(Collected data)
┌──

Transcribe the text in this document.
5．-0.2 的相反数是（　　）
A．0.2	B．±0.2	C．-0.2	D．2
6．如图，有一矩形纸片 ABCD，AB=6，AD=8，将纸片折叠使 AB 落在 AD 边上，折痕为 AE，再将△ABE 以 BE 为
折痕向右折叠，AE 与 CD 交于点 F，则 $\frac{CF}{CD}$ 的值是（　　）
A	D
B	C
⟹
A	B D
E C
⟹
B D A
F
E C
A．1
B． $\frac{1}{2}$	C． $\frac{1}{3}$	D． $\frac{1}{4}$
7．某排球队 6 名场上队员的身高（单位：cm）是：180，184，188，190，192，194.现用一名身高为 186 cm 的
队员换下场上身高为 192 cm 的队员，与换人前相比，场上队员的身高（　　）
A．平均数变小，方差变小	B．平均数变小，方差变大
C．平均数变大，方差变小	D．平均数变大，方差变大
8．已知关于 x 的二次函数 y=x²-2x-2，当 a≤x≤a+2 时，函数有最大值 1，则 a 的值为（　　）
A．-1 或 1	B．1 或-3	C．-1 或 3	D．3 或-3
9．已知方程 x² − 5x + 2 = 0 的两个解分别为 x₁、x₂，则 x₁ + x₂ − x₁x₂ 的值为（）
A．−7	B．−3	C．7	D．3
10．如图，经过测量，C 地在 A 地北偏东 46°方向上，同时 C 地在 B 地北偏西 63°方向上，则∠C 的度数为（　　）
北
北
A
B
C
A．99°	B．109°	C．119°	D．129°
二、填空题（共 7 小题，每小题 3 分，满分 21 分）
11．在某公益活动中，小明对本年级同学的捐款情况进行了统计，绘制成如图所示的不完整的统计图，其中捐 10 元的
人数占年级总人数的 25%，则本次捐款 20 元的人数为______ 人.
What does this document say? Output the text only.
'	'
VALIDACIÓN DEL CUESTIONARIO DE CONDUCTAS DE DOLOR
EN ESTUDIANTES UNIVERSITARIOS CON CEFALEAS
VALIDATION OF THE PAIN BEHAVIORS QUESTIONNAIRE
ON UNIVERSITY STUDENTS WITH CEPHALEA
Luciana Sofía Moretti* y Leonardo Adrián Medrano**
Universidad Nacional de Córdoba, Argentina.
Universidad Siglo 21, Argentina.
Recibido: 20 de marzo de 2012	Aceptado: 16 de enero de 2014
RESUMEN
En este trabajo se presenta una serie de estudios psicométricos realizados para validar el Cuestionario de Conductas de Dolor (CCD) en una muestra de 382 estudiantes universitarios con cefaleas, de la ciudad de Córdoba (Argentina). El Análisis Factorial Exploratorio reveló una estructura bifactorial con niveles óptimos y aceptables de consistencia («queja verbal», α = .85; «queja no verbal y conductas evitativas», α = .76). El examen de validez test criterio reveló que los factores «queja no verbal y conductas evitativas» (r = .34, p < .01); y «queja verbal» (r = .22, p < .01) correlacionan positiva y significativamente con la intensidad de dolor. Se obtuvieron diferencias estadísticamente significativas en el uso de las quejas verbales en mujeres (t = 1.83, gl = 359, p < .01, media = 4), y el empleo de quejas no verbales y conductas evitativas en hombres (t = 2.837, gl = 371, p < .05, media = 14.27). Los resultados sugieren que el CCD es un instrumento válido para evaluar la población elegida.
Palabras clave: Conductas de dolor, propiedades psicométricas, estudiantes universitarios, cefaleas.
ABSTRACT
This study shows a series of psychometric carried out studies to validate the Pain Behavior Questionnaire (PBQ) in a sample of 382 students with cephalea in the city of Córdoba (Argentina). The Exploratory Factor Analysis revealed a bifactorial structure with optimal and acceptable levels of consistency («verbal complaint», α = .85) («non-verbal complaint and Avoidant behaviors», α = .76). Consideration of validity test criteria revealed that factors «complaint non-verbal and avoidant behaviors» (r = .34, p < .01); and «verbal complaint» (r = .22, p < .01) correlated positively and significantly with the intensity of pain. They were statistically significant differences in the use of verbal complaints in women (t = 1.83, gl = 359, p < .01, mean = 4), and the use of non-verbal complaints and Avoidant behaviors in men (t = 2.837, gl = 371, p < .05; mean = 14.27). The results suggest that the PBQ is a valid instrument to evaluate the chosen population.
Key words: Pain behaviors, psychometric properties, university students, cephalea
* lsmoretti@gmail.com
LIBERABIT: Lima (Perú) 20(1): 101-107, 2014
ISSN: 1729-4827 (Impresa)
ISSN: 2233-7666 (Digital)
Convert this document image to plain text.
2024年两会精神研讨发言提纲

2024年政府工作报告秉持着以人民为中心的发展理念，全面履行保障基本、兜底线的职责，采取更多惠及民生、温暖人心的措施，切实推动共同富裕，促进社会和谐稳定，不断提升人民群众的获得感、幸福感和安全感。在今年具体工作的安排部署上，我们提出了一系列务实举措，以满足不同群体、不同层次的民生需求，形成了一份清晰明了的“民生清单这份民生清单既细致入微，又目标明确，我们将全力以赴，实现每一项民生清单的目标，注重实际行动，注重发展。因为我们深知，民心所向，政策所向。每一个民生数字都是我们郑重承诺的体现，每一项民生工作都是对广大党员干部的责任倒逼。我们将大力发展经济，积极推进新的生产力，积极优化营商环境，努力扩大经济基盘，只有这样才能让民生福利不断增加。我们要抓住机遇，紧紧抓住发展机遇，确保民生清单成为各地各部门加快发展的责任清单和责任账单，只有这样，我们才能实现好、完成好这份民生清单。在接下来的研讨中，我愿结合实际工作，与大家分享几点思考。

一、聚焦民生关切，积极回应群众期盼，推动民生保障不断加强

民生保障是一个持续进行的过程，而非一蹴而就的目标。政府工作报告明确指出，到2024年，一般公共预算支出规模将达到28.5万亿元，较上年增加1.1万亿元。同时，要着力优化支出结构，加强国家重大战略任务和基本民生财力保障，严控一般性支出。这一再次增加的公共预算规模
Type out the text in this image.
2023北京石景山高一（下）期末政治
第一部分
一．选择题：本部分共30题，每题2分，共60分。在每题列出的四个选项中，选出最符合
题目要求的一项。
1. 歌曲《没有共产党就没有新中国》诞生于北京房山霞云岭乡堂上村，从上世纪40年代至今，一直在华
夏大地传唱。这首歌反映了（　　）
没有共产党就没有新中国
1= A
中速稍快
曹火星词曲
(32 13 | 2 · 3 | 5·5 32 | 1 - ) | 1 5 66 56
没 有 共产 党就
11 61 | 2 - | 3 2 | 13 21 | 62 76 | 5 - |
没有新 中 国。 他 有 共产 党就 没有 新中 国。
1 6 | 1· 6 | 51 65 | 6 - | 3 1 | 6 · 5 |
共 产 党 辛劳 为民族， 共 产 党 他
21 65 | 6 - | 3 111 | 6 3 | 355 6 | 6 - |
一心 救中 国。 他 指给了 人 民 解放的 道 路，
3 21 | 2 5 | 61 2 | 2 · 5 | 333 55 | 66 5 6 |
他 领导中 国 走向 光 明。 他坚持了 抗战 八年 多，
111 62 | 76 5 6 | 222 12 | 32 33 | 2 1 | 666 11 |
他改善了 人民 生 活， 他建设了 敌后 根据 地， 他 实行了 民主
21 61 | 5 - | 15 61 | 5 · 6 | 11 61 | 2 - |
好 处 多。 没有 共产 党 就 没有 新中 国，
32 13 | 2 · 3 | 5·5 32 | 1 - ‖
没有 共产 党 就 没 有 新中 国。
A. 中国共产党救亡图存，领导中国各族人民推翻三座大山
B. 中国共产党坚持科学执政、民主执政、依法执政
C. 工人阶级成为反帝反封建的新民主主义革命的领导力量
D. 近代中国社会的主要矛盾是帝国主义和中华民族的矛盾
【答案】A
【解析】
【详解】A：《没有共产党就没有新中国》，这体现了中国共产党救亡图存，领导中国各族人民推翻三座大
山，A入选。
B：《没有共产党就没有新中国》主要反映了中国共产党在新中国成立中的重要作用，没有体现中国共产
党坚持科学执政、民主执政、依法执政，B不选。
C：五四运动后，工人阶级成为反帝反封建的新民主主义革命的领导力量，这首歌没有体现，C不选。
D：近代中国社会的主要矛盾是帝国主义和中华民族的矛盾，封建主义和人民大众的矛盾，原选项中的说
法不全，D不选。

└──

Written request:
Select the lines that carry the string "方差变大" and copy them.

Written reply:
A．平均数变小，方差变小	B．平均数变小，方差变大
C．平均数变大，方差变小	D．平均数变大，方差变大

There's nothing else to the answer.